- WRITTEN TASK
Copy out the lines that include the word "Liebe".

- RECORDS SUPPLIED
________________________
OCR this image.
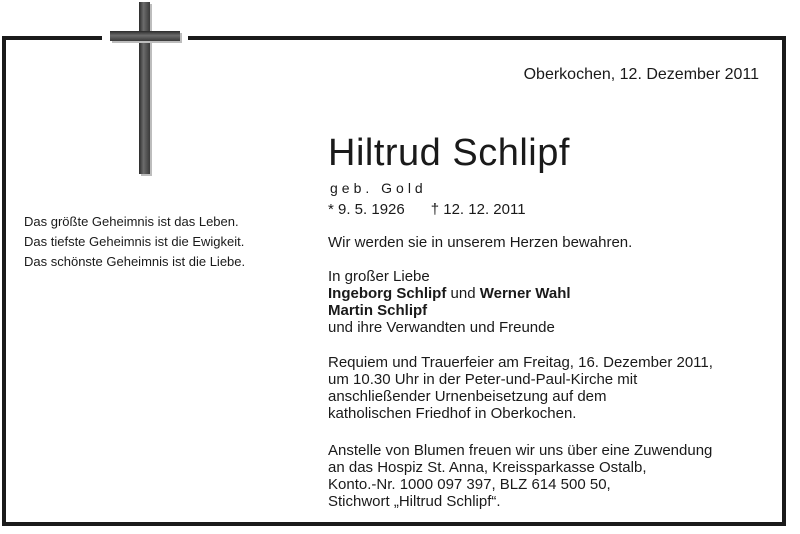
Oberkochen, 12. Dezember 2011
Das größte Geheimnis ist das Leben.
Das tiefste Geheimnis ist die Ewigkeit.
Das schönste Geheimnis ist die Liebe.
Hiltrud Schlipf
geb. Gold
* 9. 5. 1926 † 12. 12. 2011
Wir werden sie in unserem Herzen bewahren.
In großer Liebe
Ingeborg Schlipf und Werner Wahl
Martin Schlipf
und ihre Verwandten und Freunde
Requiem und Trauerfeier am Freitag, 16. Dezember 2011,
um 10.30 Uhr in der Peter-und-Paul-Kirche mit
anschließender Urnenbeisetzung auf dem
katholischen Friedhof in Oberkochen.
Anstelle von Blumen freuen wir uns über eine Zuwendung
an das Hospiz St. Anna, Kreissparkasse Ostalb,
Konto.-Nr. 1000 097 397, BLZ 614 500 50,
Stichwort „Hiltrud Schlipf“.
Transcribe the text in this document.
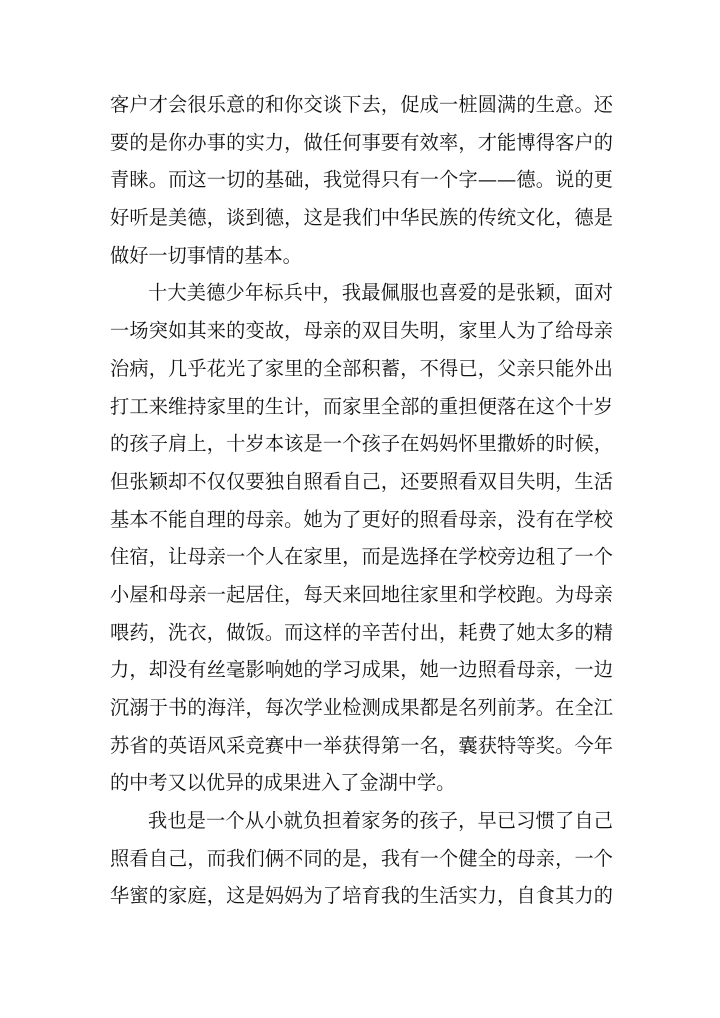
客户才会很乐意的和你交谈下去，促成一桩圆满的生意。还
要的是你办事的实力，做任何事要有效率，才能博得客户的
青睐。而这一切的基础，我觉得只有一个字——德。说的更
好听是美德，谈到德，这是我们中华民族的传统文化，德是
做好一切事情的基本。
十大美德少年标兵中，我最佩服也喜爱的是张颖，面对
一场突如其来的变故，母亲的双目失明，家里人为了给母亲
治病，几乎花光了家里的全部积蓄，不得已，父亲只能外出
打工来维持家里的生计，而家里全部的重担便落在这个十岁
的孩子肩上，十岁本该是一个孩子在妈妈怀里撒娇的时候，
但张颖却不仅仅要独自照看自己，还要照看双目失明，生活
基本不能自理的母亲。她为了更好的照看母亲，没有在学校
住宿，让母亲一个人在家里，而是选择在学校旁边租了一个
小屋和母亲一起居住，每天来回地往家里和学校跑。为母亲
喂药，洗衣，做饭。而这样的辛苦付出，耗费了她太多的精
力，却没有丝毫影响她的学习成果，她一边照看母亲，一边
沉溺于书的海洋，每次学业检测成果都是名列前茅。在全江
苏省的英语风采竞赛中一举获得第一名，囊获特等奖。今年
的中考又以优异的成果进入了金湖中学。
我也是一个从小就负担着家务的孩子，早已习惯了自己
照看自己，而我们俩不同的是，我有一个健全的母亲，一个
华蜜的家庭，这是妈妈为了培育我的生活实力，自食其力的
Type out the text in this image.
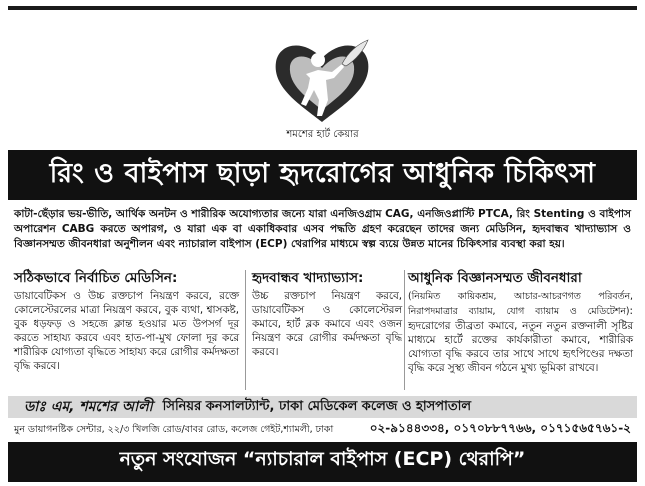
শমশের হার্ট কেয়ার
রিং ও বাইপাস ছাড়া হৃদরোগের আধুনিক চিকিৎসা
কাটা-ছেঁড়ার ভয়-ভীতি, আর্থিক অনটন ও শারীরিক অযোগ্যতার জন্যে যারা এনজিওগ্রাম CAG, এনজিওপ্লাস্টি PTCA, রিং Stenting ও বাইপাস অপারেশন CABG করতে অপারগ, ও যারা এক বা একাধিকবার এসব পদ্ধতি গ্রহণ করেছেন তাদের জন্য মেডিসিন, হৃদবান্ধব খাদ্যাভ্যাস ও বিজ্ঞানসম্মত জীবনধারা অনুশীলন এবং ন্যাচারাল বাইপাস (ECP) থেরাপির মাধ্যমে স্বল্প ব্যয়ে উন্নত মানের চিকিৎসার ব্যবস্থা করা হয়।
সঠিকভাবে নির্বাচিত মেডিসিন:
ডায়াবেটিকস ও উচ্চ রক্তচাপ নিয়ন্ত্রণ করবে, রক্তে কোলেস্টেরলের মাত্রা নিয়ন্ত্রণ করবে, বুক ব্যথা, শ্বাসকষ্ট, বুক ধড়ফড় ও সহজে ক্লান্ত হওয়ার মত উপসর্গ দূর করতে সাহায্য করবে এবং হাত-পা-মুখ ফোলা দূর করে শারীরিক যোগ্যতা বৃদ্ধিতে সাহায্য করে রোগীর কর্মদক্ষতা বৃদ্ধি করবে।
হৃদবান্ধব খাদ্যাভ্যাস:
উচ্চ রক্তচাপ নিয়ন্ত্রণ করবে, ডায়াবেটিকস ও কোলেস্টেরল কমাবে, হার্ট ব্লক কমাবে এবং ওজন নিয়ন্ত্রণ করে রোগীর কর্মদক্ষতা বৃদ্ধি করবে।
আধুনিক বিজ্ঞানসম্মত জীবনধারা
(নিয়মিত কায়িকশ্রম, আচার-আচরণগত পরিবর্তন, নিরাপদমাত্রার ব্যায়াম, যোগ ব্যায়াম ও মেডিটেশন): হৃদরোগের তীব্রতা কমাবে, নতুন নতুন রক্তনালী সৃষ্টির মাধ্যমে হার্টে রক্তের কার্যকারীতা কমাবে, শারীরিক যোগ্যতা বৃদ্ধি করবে তার সাথে সাথে হৃৎপিণ্ডের দক্ষতা বৃদ্ধি করে সুস্থ্য জীবন গঠনে মুখ্য ভূমিকা রাখবে।
ডাঃ এম, শমশের আলী সিনিয়র কনসালট্যান্ট, ঢাকা মেডিকেল কলেজ ও হাসপাতাল
মুন ডায়াগনষ্টিক সেন্টার, ২২/৩ খিলজি রোড/বাবর রোড, কলেজ গেইট,শ্যামলী, ঢাকা	০২-৯১৪৪৩৩৪, ০১৭০৮৮৭৭৬৬, ০১৭১৫৬৫৭৬১-২
নতুন সংযোজন “ন্যাচারাল বাইপাস (ECP) থেরাপি”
________________________
- FULL RESPONSE
Das schönste Geheimnis ist die Liebe.
In großer Liebe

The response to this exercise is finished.